● **Brano fornito**:
——————————

In Occidente si hanno testimonianze di un culto, con le numerosissime chiese intitolate a volte a S. Angelo, a volte a S. Michele, come pure località e monti vennero chiamati Monte Sant’Angelo o Monte San Michele, come il celebre santuario e monastero in Normandia in Francia, il cui culto fu portato forse dai Celti sulla costa della Normandia; certo è che esso si diffuse rapidamente nel mondo Longobardo, nello Stato Carolingio e nell’Impero Romano.
In Italia sano tanti i posti dove sorgevano cappelle, oratori, grotte, chiese, colline e monti tutti intitolati all’arcangelo Michele, non si può accennarli tutti, ci fermiamo solo a due: Tancia e il Gargano.
Sul Monte Tancia, nella Sabina, vi era una grotta già usata per un culto pagano, che verso il VII secolo, fu dedicata dai Longobardi a S. Michele; in breve fu costruito un santuario che raggiunse gran fama, parallela a quella del Monte Gargano, che comunque era più antico.
La celebrazione religiosa era all’8 maggio, data praticata poi nella Sabina, nel Reatino, nel Ducato Romano e ovunque fosse estesa l’influenza della badia benedettina di Farfa, a cui i Longobardi di Spoleto, avevano donato quel santuario.
Ma il più celebre santuario italiano dedicato a S. Michele, è quello in Puglia sul Monte Gargano; esso ha una storia che inizia nel 490, quando era papa Gelasio I; la leggenda racconta che casualmente un certo Elvio Emanuele, signore del Monte Gargano (Foggia) aveva smarrito il più bel toro della sua mandria, ritrovandolo dentro una caverna inaccessibile.

——————————

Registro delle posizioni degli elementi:

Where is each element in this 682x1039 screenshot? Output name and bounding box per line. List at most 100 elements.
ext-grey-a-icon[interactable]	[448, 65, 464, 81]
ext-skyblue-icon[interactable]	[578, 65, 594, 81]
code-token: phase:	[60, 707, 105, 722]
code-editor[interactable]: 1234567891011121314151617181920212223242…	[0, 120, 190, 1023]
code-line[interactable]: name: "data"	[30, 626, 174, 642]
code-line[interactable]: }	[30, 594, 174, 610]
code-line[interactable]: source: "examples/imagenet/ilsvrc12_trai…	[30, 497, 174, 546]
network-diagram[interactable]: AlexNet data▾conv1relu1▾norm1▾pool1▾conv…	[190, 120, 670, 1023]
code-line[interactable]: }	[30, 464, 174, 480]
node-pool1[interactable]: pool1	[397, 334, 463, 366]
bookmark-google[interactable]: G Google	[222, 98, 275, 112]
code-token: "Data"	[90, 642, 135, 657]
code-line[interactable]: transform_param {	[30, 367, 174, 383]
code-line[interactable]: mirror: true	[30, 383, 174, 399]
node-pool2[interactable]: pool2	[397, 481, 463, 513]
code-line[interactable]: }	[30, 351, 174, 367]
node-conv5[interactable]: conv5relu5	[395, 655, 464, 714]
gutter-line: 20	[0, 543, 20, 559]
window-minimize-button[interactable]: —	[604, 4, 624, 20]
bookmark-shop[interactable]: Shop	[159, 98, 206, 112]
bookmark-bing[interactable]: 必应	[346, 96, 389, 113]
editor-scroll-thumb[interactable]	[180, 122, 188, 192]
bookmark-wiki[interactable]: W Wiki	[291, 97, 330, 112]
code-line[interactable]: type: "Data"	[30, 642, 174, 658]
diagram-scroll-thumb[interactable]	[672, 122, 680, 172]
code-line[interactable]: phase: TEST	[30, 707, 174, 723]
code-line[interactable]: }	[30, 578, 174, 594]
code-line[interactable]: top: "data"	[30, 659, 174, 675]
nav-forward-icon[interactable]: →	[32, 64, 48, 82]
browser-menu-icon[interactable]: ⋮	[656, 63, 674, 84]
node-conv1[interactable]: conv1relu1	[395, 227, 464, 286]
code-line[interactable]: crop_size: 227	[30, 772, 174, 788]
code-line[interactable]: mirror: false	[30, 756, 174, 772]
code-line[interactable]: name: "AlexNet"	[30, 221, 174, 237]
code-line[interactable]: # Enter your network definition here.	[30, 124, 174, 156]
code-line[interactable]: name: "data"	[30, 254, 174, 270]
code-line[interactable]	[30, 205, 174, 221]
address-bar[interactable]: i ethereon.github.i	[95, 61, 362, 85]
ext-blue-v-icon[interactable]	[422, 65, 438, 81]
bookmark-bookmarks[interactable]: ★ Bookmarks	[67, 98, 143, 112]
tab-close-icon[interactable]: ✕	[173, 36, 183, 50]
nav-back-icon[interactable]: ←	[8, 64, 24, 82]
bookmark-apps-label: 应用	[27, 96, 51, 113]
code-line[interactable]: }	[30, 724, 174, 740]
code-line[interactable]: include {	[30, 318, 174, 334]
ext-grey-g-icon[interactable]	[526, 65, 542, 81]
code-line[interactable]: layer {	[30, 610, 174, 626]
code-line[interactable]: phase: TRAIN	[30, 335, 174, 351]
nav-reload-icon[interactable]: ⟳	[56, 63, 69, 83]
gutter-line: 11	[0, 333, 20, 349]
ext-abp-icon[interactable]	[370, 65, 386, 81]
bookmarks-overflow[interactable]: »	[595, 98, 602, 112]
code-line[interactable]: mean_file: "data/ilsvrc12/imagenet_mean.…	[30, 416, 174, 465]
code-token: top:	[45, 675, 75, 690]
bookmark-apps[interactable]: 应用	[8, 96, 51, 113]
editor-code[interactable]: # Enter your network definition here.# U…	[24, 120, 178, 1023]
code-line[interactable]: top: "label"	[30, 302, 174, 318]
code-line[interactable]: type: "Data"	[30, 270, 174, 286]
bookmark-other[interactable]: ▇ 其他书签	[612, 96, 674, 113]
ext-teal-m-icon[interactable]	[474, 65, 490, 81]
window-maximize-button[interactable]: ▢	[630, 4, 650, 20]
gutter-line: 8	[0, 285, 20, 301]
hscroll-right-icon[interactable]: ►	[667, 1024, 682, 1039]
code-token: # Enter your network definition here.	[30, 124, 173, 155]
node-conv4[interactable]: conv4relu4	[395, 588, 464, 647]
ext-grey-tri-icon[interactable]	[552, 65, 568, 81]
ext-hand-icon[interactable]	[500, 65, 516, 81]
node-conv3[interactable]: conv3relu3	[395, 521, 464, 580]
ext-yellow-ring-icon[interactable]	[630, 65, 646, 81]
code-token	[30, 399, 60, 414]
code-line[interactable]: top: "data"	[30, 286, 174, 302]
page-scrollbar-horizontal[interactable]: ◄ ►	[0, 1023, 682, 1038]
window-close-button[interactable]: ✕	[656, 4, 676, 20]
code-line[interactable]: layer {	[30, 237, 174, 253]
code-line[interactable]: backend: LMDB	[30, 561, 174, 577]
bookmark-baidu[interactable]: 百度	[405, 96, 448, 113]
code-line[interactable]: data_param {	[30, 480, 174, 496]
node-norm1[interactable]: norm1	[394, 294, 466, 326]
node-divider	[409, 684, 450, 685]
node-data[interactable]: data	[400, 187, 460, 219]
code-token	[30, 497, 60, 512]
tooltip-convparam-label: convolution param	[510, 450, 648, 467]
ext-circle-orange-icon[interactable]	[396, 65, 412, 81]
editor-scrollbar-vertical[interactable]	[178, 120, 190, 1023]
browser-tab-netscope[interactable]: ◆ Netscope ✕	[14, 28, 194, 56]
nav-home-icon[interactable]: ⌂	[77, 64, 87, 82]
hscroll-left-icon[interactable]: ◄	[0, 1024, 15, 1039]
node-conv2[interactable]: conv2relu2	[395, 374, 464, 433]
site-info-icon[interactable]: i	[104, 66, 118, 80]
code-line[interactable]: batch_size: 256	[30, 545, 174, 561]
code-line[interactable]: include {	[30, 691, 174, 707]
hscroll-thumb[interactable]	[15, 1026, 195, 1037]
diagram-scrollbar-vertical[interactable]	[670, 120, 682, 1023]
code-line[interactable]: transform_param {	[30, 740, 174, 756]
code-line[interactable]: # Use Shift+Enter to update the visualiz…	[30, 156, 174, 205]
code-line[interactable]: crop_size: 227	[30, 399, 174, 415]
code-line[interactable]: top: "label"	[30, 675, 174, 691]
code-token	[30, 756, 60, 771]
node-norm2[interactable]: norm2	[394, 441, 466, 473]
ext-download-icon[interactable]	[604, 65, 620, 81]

——————————

● **Esercizio scritto A**:
Trascrivi il passo del brano sul culto di San Michele che comincia con "In Occidente si" e prosegue fino a "e nell’Impero Romano.", mettendo "Galli" al posto di "Celti".
● **Esercizio scritto B**:
Riprendi il brano sul culto di San Michele e proseguilo a partire dall'ultima frase riportata.

● **Risultato A**:
In Occidente si hanno testimonianze di un culto, con le numerosissime chiese intitolate a volte a S. Angelo, a volte a S. Michele, come pure località e monti vennero chiamati Monte Sant’Angelo o Monte San Michele, come il celebre santuario e monastero in Normandia in Francia, il cui culto fu portato forse dai Galli sulla costa della Normandia; certo è che esso si diffuse rapidamente nel mondo Longobardo, nello Stato Carolingio e nell’Impero Romano.

● **Risultato B**:
Visto l’impossibilità di recuperarlo, decise di ucciderlo con una freccia del suo arco; ma la freccia inspiegabilmente invece di colpire il toro, girò su sé stessa colpendo il tiratore ad un occhio. Meravigliato e ferito, il signorotto si recò dal suo vescovo s. Lorenzo Maiorano, vescovo di Siponto (odierna Manfredonia) e raccontò il fatto prodigioso.
Il presule indisse tre giorni di preghiere e di penitenza; dopodiché s. Michele apparve all’ingresso della grotta e rivelò al vescovo: “Io sono l’arcangelo Michele e sto sempre alla presenza di Dio. La caverna è a me sacra, è una mia scelta, io stesso ne sono vigile custode. Là dove si spalanca la roccia, possono essere perdonati i peccati degli uomini…Quel che sarà chiesto nella preghiera, sarà esaudito. Quindi dedica la grotta al culto cristiano”.
Ma il santo vescovo non diede seguito alla richiesta dell’arcangelo, perché sul monte persisteva il culto pagano; due anni dopo, nel 492 Siponto era assediata dalle orde del re barbaro Odoacre (434-493); ormai allo stremo, il vescovo e il popolo si riunirono in preghiera, durante una tregua, e qui riapparve l’arcangelo al vescovo s. Lorenzo, promettendo loro la vittoria, infatti durante la battaglia si alzò una tempesta di sabbia e grandine che si rovesciò sui barbari invasori, che spaventati fuggirono.
Tutta la città con il vescovo, salì sul monte in processione di ringraziamento; ma ancora una volta il vescovo non volle entrare nella grotta. Per questa sua esitazione che non si spiegava, s. Lorenzo Maiorano si recò a Roma dal papa Gelasio I (490-496), il quale gli ordinò di entrare nella grotta insieme ai vescovi della Puglia, dopo un digiuno di penitenza.
Recatosi i tre vescovi alla grotta per la dedicazione, riapparve loro per la terza volta l’arcangelo, annunziando che la cerimonia non era più necessaria, perché la consacrazione era già avvenuta con la sua presenza. La leggenda racconta che quando i vescovi entrarono nella grotta, trovarono un altare coperto da un panno rosso con sopra una croce di cristallo e impressa su un masso l’impronta di un piede infantile, che la tradizione popolare attribuisce a s. Michele.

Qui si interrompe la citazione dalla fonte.